Therefore, for \((x,y) \in Y_{k}^{(d)} \times Y_k^{(d)} \), \(D_i\) is, up to a set of measure 0, invariant under the transformation \((x,y) \mapsto \left( \frac{2}{b^{d+1}}-x,\frac{2}{b^{d+1}}-y\right) \). This transformation maps \(Y_{k,1}^{(d)} \times Y_{k,1}^{(d)}\) to \(Y_{k,2}^{(d)} \times Y_{k,2}^{(d)}\) (and vice-versa) and \(Y_{k,1}^{(d)} \times Y_{k,2}^{(d)}\) to \(Y_{k,2}^{(d)} \times Y_{k,1}^{(d)}\) (and vice-versa). Therefore \(V_{11}=V_{22}\), and \(V_{12} = V_{21}\), as required. \(\square \)

Proof (of Lemma 4)

First, if \(\ell = 2i+1\), then

$$ g_{i,j}(\ell ) = \left( \frac{b}{b-1}\right) ^{j-i-1} \le \left( \frac{b}{b-1}\right) ^{i+j-\ell } $$

and

$$ \left( \frac{b}{b-1}\right) ^{i+j-\ell } = \left( \frac{b}{b-1}\right) ^{i+1-j} $$

so in this case we actually have an equality, i.e.,

$$ g_{i,j}(\ell ) = \left( \frac{b}{b-1}\right) ^{i+j-\ell }. $$

If \(2i< \ell < i+j\) and \(\ell \) is even, then

$$ \left( \frac{b}{b-1}\right) ^{i+j-\ell } \ge 1 = g_{j,i}(\ell ) $$

since \(\ell < i+j\). If \(2i< \ell < i+j\) and \(\ell \) is odd, then we must show that

$$\begin{aligned} 1 + \frac{b^{j+i-\ell }}{(b-1)^{j-i}} \left( {\begin{array}{c}j-i-1\\ \ell -2i\end{array}}\right) \le \left( \frac{b}{b-1}\right) ^{i+j-\ell }. \end{aligned}$$

(31)

Now let \(k = \ell -2i\) and \(r=j-i\). This means k is odd and \(k>1\), and also \(k < r \le j \le s\) which means \(r \ge 4\). Using this notation, (31) is equivalent to

$$\begin{aligned} b^k \left( \frac{b-1}{b}\right) ^r +\left( {\begin{array}{c}r-1\\ k\end{array}}\right) \le (b-1)^k \text{ and } \text{ thus } \text{ to } \left( \frac{b-1}{b}\right) ^{r-k} + \frac{\left( {\begin{array}{c}r-1\\ k\end{array}}\right) }{(b-1)^k} \le 1. \end{aligned}$$

(32)

WRITTEN TASKS:
**a)** Reproduce the part of the proof excerpt between "Therefore, for \((x,y)" and "required. \(\square \)", inclusive.
**b)** In the proof excerpt, how are k and r defined when the new notation is introduced?

LISTED RECORDS:
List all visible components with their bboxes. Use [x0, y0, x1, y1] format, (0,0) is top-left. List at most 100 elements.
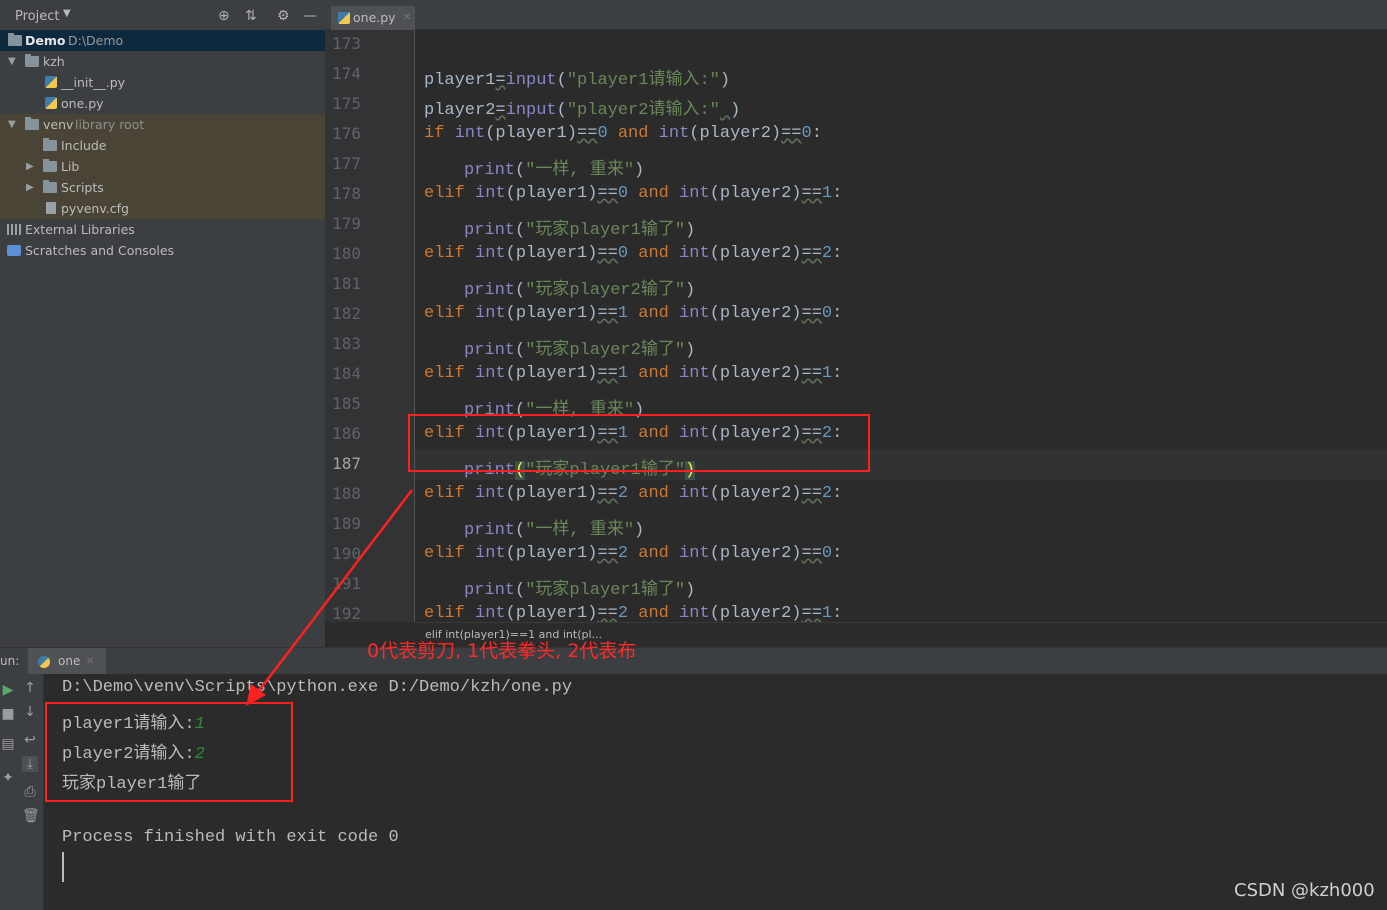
python-icon — [38, 656, 50, 668]
tree-item-demo[interactable]: Demo D:\Demo — [0, 30, 325, 51]
close-icon[interactable]: ✕ — [403, 6, 411, 30]
folder-icon — [43, 138, 57, 151]
tree-item-venv[interactable]: ▼ venv library root — [0, 114, 325, 135]
tree-item-label: venv — [43, 117, 74, 132]
code-line[interactable]: elif int(player1)==2 and int(player2)==2… — [424, 484, 842, 503]
collapse-all-icon[interactable]: ⇅ — [245, 8, 257, 24]
tree-item-label: kzh — [43, 54, 65, 69]
tree-item-lib[interactable]: ▶ Lib — [0, 156, 325, 177]
locate-icon[interactable]: ⊕ — [218, 8, 230, 24]
line-number: 191 — [332, 574, 361, 593]
tree-item-label: __init__.py — [61, 75, 126, 90]
library-icon — [7, 224, 21, 235]
line-number: 180 — [332, 244, 361, 263]
tree-item-pyvenv-cfg[interactable]: pyvenv.cfg — [0, 198, 325, 219]
chevron-down-icon[interactable]: ▼ — [63, 8, 71, 19]
string-literal: "玩家player2输了" — [525, 281, 686, 300]
line-number: 174 — [332, 64, 361, 83]
project-tool-window: Project ▼ ⊕ ⇅ ⚙ — Demo D:\Demo ▼ kzh __i… — [0, 0, 325, 647]
editor-tab-bar: one.py ✕ — [325, 0, 1387, 30]
pin-icon[interactable]: ✦ — [0, 770, 16, 786]
annotation-note: 0代表剪刀, 1代表拳头, 2代表布 — [367, 640, 637, 662]
string-literal: "玩家player1输了" — [525, 221, 686, 240]
code-line[interactable]: if int(player1)==0 and int(player2)==0: — [424, 124, 822, 143]
tree-item-external-libraries[interactable]: External Libraries — [0, 219, 325, 240]
scroll-to-end-icon[interactable]: ⤓ — [22, 756, 38, 772]
tree-item-init-py[interactable]: __init__.py — [0, 72, 325, 93]
tab-one-py[interactable]: one.py ✕ — [331, 6, 415, 30]
expand-arrow-icon[interactable]: ▼ — [8, 114, 16, 135]
code-line[interactable]: print("一样, 重来") — [464, 514, 644, 540]
text-caret — [62, 852, 64, 882]
string-literal: "玩家player2输了" — [525, 341, 686, 360]
run-console-toolbar: ↑ ↓ ↩ ⤓ ⎙ 🗑 — [16, 674, 44, 910]
python-file-icon — [338, 12, 350, 24]
run-label: un: — [0, 654, 20, 668]
arrow-down-icon[interactable]: ↓ — [22, 704, 38, 720]
code-line[interactable]: elif int(player1)==1 and int(player2)==0… — [424, 304, 842, 323]
tree-item-scratches[interactable]: Scratches and Consoles — [0, 240, 325, 261]
close-icon[interactable]: ✕ — [86, 648, 94, 675]
tree-item-label: Include — [61, 138, 107, 153]
tree-item-label: one.py — [61, 96, 104, 111]
line-number: 173 — [332, 34, 361, 53]
code-editor[interactable]: player1=input("player1请输入:") player2=inp… — [415, 30, 1387, 622]
code-line[interactable]: print("玩家player2输了") — [464, 274, 695, 300]
project-view-selector[interactable]: Project — [15, 9, 59, 24]
trash-icon[interactable]: 🗑 — [22, 808, 40, 824]
code-line[interactable]: print("玩家player2输了") — [464, 334, 695, 360]
line-number: 182 — [332, 304, 361, 323]
code-line[interactable]: print("玩家player1输了") — [464, 574, 695, 600]
rerun-icon[interactable]: ▶ — [0, 682, 16, 698]
code-line[interactable]: player2=input("player2请输入:" ) — [424, 94, 740, 120]
folder-icon — [25, 54, 39, 67]
gear-icon[interactable]: ⚙ — [277, 8, 290, 24]
string-literal: "player1请输入:" — [566, 71, 720, 90]
code-line[interactable]: elif int(player1)==2 and int(player2)==1… — [424, 604, 842, 622]
layout-icon[interactable]: ▤ — [0, 736, 16, 752]
line-number: 189 — [332, 514, 361, 533]
run-tab-one[interactable]: one ✕ — [28, 648, 106, 675]
soft-wrap-icon[interactable]: ↩ — [22, 732, 38, 748]
folder-icon — [43, 159, 57, 172]
code-line[interactable]: print("一样, 重来") — [464, 154, 644, 180]
tree-item-label: Scripts — [61, 180, 104, 195]
run-tool-window-header: un: one ✕ — [0, 647, 1387, 675]
code-line[interactable]: elif int(player1)==2 and int(player2)==0… — [424, 544, 842, 563]
expand-arrow-icon[interactable]: ▶ — [26, 177, 34, 198]
string-literal: "一样, 重来" — [525, 521, 635, 540]
code-line[interactable]: elif int(player1)==1 and int(player2)==1… — [424, 364, 842, 383]
tree-item-include[interactable]: Include — [0, 135, 325, 156]
stop-icon[interactable]: ■ — [0, 706, 16, 722]
python-file-icon — [45, 76, 57, 88]
expand-arrow-icon[interactable]: ▶ — [26, 156, 34, 177]
code-line[interactable]: elif int(player1)==0 and int(player2)==1… — [424, 184, 842, 203]
project-tree: Demo D:\Demo ▼ kzh __init__.py one.py ▼ … — [0, 30, 325, 261]
tab-label: one.py — [353, 10, 396, 25]
line-number: 179 — [332, 214, 361, 233]
line-number: 188 — [332, 484, 361, 503]
config-file-icon — [46, 202, 56, 214]
print-icon[interactable]: ⎙ — [22, 784, 38, 800]
string-literal: "player2请输入:" — [566, 101, 720, 120]
minimize-icon[interactable]: — — [303, 8, 317, 24]
folder-icon — [8, 33, 22, 46]
string-literal: "一样, 重来" — [525, 161, 635, 180]
code-line[interactable]: elif int(player1)==0 and int(player2)==2… — [424, 244, 842, 263]
tree-item-one-py[interactable]: one.py — [0, 93, 325, 114]
code-line[interactable]: player1=input("player1请输入:") — [424, 64, 730, 90]
line-number: 177 — [332, 154, 361, 173]
tree-item-label: Demo — [25, 33, 66, 48]
tree-item-scripts[interactable]: ▶ Scripts — [0, 177, 325, 198]
tree-item-note: library root — [75, 117, 145, 132]
line-number: 190 — [332, 544, 361, 563]
line-number: 186 — [332, 424, 361, 443]
folder-icon — [25, 117, 39, 130]
watermark: CSDN @kzh000 — [1234, 880, 1375, 901]
tree-item-kzh[interactable]: ▼ kzh — [0, 51, 325, 72]
code-line[interactable]: print("玩家player1输了") — [464, 214, 695, 240]
arrow-up-icon[interactable]: ↑ — [22, 680, 38, 696]
expand-arrow-icon[interactable]: ▼ — [8, 51, 16, 72]
line-number: 181 — [332, 274, 361, 293]
line-number-current: 187 — [332, 454, 361, 473]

ANSWERS TO EACH TASK:
**a)**
Therefore, for \((x,y) \in Y_{k}^{(d)} \times Y_k^{(d)} \), \(D_i\) is, up to a set of measure 0, invariant under the transformation \((x,y) \mapsto \left( \frac{2}{b^{d+1}}-x,\frac{2}{b^{d+1}}-y\right) \). This transformation maps \(Y_{k,1}^{(d)} \times Y_{k,1}^{(d)}\) to \(Y_{k,2}^{(d)} \times Y_{k,2}^{(d)}\) (and vice-versa) and \(Y_{k,1}^{(d)} \times Y_{k,2}^{(d)}\) to \(Y_{k,2}^{(d)} \times Y_{k,1}^{(d)}\) (and vice-versa). Therefore \(V_{11}=V_{22}\), and \(V_{12} = V_{21}\), as required. \(\square \)

**b)** k is defined as ℓ − 2i, and r is defined as j − i.